— Start of Dataset excerpts —

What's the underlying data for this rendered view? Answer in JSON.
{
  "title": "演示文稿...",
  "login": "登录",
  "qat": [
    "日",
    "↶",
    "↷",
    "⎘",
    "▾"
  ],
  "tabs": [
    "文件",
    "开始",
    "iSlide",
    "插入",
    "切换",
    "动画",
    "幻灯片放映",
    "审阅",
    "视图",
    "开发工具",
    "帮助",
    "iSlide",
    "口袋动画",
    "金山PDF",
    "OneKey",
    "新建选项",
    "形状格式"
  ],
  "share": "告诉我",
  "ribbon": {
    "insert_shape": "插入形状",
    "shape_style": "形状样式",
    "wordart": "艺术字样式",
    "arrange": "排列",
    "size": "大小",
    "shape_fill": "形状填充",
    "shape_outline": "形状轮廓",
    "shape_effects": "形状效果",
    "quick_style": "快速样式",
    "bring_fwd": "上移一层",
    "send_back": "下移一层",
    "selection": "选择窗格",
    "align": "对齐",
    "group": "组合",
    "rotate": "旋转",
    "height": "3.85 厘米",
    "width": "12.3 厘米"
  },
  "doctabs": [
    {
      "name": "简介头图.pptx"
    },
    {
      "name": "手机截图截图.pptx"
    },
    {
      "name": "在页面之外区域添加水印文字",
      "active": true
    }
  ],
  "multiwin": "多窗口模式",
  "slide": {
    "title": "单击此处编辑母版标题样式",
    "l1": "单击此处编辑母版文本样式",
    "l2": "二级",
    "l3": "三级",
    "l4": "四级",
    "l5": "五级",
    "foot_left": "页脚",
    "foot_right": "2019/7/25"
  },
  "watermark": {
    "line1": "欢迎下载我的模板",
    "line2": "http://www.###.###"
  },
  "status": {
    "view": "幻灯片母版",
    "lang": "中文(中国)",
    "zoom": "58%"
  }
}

— End of Dataset excerpts —

## Exercise
Repeat the entries exactly, all of them.

## Written answer
What's the underlying data for this rendered view? Answer in JSON.
{
  "title": "演示文稿...",
  "login": "登录",
  "qat": [
    "日",
    "↶",
    "↷",
    "⎘",
    "▾"
  ],
  "tabs": [
    "文件",
    "开始",
    "iSlide",
    "插入",
    "切换",
    "动画",
    "幻灯片放映",
    "审阅",
    "视图",
    "开发工具",
    "帮助",
    "iSlide",
    "口袋动画",
    "金山PDF",
    "OneKey",
    "新建选项",
    "形状格式"
  ],
  "share": "告诉我",
  "ribbon": {
    "insert_shape": "插入形状",
    "shape_style": "形状样式",
    "wordart": "艺术字样式",
    "arrange": "排列",
    "size": "大小",
    "shape_fill": "形状填充",
    "shape_outline": "形状轮廓",
    "shape_effects": "形状效果",
    "quick_style": "快速样式",
    "bring_fwd": "上移一层",
    "send_back": "下移一层",
    "selection": "选择窗格",
    "align": "对齐",
    "group": "组合",
    "rotate": "旋转",
    "height": "3.85 厘米",
    "width": "12.3 厘米"
  },
  "doctabs": [
    {
      "name": "简介头图.pptx"
    },
    {
      "name": "手机截图截图.pptx"
    },
    {
      "name": "在页面之外区域添加水印文字",
      "active": true
    }
  ],
  "multiwin": "多窗口模式",
  "slide": {
    "title": "单击此处编辑母版标题样式",
    "l1": "单击此处编辑母版文本样式",
    "l2": "二级",
    "l3": "三级",
    "l4": "四级",
    "l5": "五级",
    "foot_left": "页脚",
    "foot_right": "2019/7/25"
  },
  "watermark": {
    "line1": "欢迎下载我的模板",
    "line2": "http://www.###.###"
  },
  "status": {
    "view": "幻灯片母版",
    "lang": "中文(中国)",
    "zoom": "58%"
  }
}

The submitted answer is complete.